··· Data ···

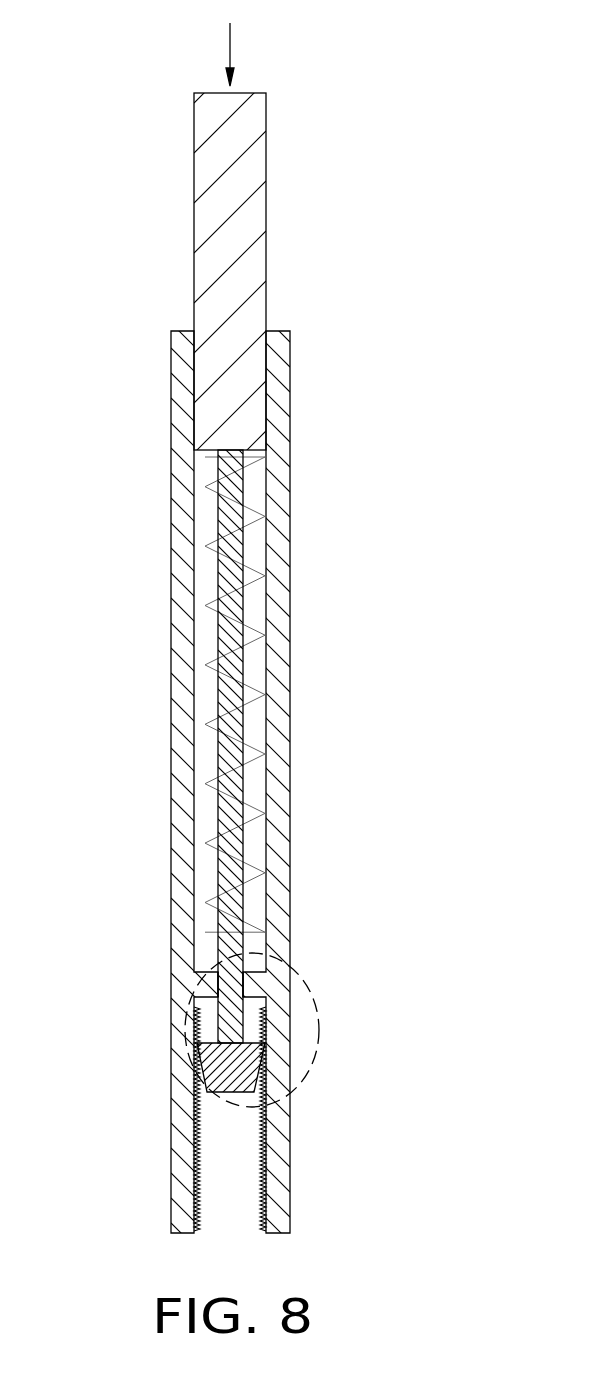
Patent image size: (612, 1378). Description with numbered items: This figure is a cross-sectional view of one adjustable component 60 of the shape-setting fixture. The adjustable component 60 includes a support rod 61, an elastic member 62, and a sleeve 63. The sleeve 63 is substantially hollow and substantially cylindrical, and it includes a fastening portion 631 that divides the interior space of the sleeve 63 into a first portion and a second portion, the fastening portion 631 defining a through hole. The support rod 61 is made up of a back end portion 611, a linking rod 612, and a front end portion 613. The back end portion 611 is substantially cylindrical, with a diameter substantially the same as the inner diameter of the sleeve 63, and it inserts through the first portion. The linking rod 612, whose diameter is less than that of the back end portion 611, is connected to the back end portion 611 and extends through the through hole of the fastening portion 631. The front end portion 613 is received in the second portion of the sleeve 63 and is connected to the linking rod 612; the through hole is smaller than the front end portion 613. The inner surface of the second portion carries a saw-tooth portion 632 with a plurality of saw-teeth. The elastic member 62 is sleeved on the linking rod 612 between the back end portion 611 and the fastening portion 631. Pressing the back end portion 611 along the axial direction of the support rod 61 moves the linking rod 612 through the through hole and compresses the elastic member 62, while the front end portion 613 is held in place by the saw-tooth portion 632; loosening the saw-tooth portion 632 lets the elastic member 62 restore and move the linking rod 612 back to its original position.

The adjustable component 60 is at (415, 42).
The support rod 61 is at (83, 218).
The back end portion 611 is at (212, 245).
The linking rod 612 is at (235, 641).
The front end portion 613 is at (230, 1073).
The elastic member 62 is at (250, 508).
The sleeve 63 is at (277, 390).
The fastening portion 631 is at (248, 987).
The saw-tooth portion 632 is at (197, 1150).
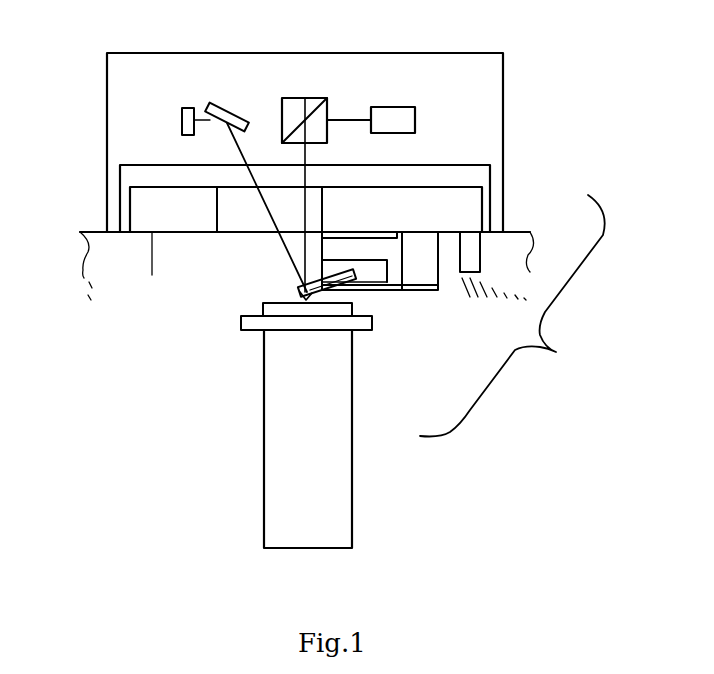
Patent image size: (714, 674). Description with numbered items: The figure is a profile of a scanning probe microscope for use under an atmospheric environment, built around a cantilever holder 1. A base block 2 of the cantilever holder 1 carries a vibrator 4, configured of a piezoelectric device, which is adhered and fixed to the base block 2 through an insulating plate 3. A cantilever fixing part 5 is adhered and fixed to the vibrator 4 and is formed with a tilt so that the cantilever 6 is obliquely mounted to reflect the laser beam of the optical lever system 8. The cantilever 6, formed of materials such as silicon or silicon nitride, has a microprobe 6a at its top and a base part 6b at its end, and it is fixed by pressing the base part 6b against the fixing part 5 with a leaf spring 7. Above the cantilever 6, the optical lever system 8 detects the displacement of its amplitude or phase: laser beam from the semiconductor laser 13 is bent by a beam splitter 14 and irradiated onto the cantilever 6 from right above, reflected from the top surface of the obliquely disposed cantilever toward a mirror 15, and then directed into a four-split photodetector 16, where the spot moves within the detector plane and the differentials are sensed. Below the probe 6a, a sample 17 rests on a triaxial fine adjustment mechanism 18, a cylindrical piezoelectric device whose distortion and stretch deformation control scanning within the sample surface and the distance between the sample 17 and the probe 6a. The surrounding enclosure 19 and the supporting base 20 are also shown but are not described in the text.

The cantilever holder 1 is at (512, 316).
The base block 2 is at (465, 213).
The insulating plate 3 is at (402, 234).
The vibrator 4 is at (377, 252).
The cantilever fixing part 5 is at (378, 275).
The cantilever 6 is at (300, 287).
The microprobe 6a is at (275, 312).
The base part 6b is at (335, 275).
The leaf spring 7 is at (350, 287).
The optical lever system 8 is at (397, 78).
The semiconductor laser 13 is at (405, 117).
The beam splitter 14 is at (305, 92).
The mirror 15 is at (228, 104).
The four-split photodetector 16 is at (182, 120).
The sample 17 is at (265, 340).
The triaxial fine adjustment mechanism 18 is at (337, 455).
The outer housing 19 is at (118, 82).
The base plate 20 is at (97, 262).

···

§ **What needs to be done**
Reproduce every line above word for word, leaving out the pictures.

§ **Response to this task**
Patent image size: (612, 1378). Description with numbered items: This figure is a cross-sectional view of one adjustable component 60 of the shape-setting fixture. The adjustable component 60 includes a support rod 61, an elastic member 62, and a sleeve 63. The sleeve 63 is substantially hollow and substantially cylindrical, and it includes a fastening portion 631 that divides the interior space of the sleeve 63 into a first portion and a second portion, the fastening portion 631 defining a through hole. The support rod 61 is made up of a back end portion 611, a linking rod 612, and a front end portion 613. The back end portion 611 is substantially cylindrical, with a diameter substantially the same as the inner diameter of the sleeve 63, and it inserts through the first portion. The linking rod 612, whose diameter is less than that of the back end portion 611, is connected to the back end portion 611 and extends through the through hole of the fastening portion 631. The front end portion 613 is received in the second portion of the sleeve 63 and is connected to the linking rod 612; the through hole is smaller than the front end portion 613. The inner surface of the second portion carries a saw-tooth portion 632 with a plurality of saw-teeth. The elastic member 62 is sleeved on the linking rod 612 between the back end portion 611 and the fastening portion 631. Pressing the back end portion 611 along the axial direction of the support rod 61 moves the linking rod 612 through the through hole and compresses the elastic member 62, while the front end portion 613 is held in place by the saw-tooth portion 632; loosening the saw-tooth portion 632 lets the elastic member 62 restore and move the linking rod 612 back to its original position.

The adjustable component 60 is at (415, 42).
The support rod 61 is at (83, 218).
The back end portion 611 is at (212, 245).
The linking rod 612 is at (235, 641).
The front end portion 613 is at (230, 1073).
The elastic member 62 is at (250, 508).
The sleeve 63 is at (277, 390).
The fastening portion 631 is at (248, 987).
The saw-tooth portion 632 is at (197, 1150).
Patent image size: (714, 674). Description with numbered items: The figure is a profile of a scanning probe microscope for use under an atmospheric environment, built around a cantilever holder 1. A base block 2 of the cantilever holder 1 carries a vibrator 4, configured of a piezoelectric device, which is adhered and fixed to the base block 2 through an insulating plate 3. A cantilever fixing part 5 is adhered and fixed to the vibrator 4 and is formed with a tilt so that the cantilever 6 is obliquely mounted to reflect the laser beam of the optical lever system 8. The cantilever 6, formed of materials such as silicon or silicon nitride, has a microprobe 6a at its top and a base part 6b at its end, and it is fixed by pressing the base part 6b against the fixing part 5 with a leaf spring 7. Above the cantilever 6, the optical lever system 8 detects the displacement of its amplitude or phase: laser beam from the semiconductor laser 13 is bent by a beam splitter 14 and irradiated onto the cantilever 6 from right above, reflected from the top surface of the obliquely disposed cantilever toward a mirror 15, and then directed into a four-split photodetector 16, where the spot moves within the detector plane and the differentials are sensed. Below the probe 6a, a sample 17 rests on a triaxial fine adjustment mechanism 18, a cylindrical piezoelectric device whose distortion and stretch deformation control scanning within the sample surface and the distance between the sample 17 and the probe 6a. The surrounding enclosure 19 and the supporting base 20 are also shown but are not described in the text.

The cantilever holder 1 is at (512, 316).
The base block 2 is at (465, 213).
The insulating plate 3 is at (402, 234).
The vibrator 4 is at (377, 252).
The cantilever fixing part 5 is at (378, 275).
The cantilever 6 is at (300, 287).
The microprobe 6a is at (275, 312).
The base part 6b is at (335, 275).
The leaf spring 7 is at (350, 287).
The optical lever system 8 is at (397, 78).
The semiconductor laser 13 is at (405, 117).
The beam splitter 14 is at (305, 92).
The mirror 15 is at (228, 104).
The four-split photodetector 16 is at (182, 120).
The sample 17 is at (265, 340).
The triaxial fine adjustment mechanism 18 is at (337, 455).
The outer housing 19 is at (118, 82).
The base plate 20 is at (97, 262).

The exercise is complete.